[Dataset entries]
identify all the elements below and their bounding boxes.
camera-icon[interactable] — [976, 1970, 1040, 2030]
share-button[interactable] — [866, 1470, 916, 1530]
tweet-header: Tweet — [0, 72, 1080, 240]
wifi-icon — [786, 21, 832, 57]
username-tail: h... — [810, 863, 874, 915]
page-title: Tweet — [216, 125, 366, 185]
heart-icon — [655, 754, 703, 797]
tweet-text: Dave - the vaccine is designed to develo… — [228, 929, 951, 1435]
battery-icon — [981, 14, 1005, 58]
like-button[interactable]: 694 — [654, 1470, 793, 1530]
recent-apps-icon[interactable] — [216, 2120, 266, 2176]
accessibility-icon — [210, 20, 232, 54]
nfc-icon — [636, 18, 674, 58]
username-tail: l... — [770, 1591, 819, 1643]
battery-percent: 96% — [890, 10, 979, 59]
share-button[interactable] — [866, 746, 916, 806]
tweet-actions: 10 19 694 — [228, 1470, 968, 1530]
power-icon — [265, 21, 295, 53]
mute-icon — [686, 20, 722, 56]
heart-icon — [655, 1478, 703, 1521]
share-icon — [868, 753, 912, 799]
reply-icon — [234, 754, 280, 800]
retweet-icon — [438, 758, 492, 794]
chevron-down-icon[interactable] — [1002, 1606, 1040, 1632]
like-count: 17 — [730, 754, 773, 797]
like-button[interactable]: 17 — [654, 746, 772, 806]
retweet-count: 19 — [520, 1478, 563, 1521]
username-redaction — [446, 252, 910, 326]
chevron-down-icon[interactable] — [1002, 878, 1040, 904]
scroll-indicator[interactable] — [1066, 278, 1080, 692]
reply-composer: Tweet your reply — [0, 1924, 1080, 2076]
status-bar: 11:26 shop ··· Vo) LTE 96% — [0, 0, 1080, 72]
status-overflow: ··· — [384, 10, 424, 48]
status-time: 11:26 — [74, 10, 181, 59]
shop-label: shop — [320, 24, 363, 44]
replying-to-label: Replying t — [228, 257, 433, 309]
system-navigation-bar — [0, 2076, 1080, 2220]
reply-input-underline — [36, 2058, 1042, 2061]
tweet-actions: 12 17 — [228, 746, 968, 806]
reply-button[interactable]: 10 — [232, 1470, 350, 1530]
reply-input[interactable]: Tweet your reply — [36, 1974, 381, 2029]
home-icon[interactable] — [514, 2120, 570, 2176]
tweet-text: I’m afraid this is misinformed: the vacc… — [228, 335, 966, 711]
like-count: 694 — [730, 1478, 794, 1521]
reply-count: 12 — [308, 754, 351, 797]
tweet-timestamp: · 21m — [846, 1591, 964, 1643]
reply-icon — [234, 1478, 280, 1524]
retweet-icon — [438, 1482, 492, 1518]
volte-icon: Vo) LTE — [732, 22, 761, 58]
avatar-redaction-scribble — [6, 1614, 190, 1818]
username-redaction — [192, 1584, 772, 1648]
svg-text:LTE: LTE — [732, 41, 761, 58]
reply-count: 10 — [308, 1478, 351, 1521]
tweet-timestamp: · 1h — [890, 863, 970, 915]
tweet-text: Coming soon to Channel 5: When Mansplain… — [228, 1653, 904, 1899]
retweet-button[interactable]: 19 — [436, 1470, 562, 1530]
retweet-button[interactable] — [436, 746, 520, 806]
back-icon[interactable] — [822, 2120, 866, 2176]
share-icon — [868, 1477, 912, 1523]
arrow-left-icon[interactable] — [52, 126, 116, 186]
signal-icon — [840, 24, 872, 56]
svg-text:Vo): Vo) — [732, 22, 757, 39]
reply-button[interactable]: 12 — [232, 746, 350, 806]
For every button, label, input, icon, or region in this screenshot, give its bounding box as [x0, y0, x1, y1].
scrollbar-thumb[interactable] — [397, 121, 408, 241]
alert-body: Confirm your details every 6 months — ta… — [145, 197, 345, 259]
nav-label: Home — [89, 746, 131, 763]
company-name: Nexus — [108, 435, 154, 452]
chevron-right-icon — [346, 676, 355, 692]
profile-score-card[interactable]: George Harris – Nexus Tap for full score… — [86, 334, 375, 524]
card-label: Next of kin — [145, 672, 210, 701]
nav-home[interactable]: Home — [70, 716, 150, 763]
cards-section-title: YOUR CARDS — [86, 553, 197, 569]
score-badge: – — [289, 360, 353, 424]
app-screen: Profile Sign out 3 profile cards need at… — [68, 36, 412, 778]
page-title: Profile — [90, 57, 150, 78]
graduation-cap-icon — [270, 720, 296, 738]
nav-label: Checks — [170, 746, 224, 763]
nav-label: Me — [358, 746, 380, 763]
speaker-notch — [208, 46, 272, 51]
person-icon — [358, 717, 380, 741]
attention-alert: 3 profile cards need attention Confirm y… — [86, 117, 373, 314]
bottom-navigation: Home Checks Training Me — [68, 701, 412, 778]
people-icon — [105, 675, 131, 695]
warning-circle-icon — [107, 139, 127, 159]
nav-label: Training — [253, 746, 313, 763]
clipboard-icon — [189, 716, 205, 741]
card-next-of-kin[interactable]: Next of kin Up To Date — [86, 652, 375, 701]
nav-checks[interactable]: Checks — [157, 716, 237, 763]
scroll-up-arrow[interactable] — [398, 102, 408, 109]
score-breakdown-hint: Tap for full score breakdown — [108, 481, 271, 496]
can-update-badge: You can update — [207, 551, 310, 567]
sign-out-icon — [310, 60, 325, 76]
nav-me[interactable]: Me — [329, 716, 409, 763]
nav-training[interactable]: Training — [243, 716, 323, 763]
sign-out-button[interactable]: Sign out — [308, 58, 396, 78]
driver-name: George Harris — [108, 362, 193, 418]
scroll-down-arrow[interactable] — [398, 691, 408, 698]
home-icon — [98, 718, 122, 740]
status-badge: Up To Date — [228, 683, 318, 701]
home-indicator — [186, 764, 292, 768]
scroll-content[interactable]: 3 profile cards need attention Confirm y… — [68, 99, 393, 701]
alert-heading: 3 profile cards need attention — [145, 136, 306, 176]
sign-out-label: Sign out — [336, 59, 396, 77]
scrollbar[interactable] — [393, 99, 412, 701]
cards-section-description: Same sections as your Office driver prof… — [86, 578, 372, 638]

What is expected:
Identify every line in the rows above that contains the word "George", treating uppercase and lowercase letters as distinct. Copy each such line in full.

Solution:
profile-score-card[interactable]: George Harris – Nexus Tap for full score… — [86, 334, 375, 524]
driver-name: George Harris — [108, 362, 193, 418]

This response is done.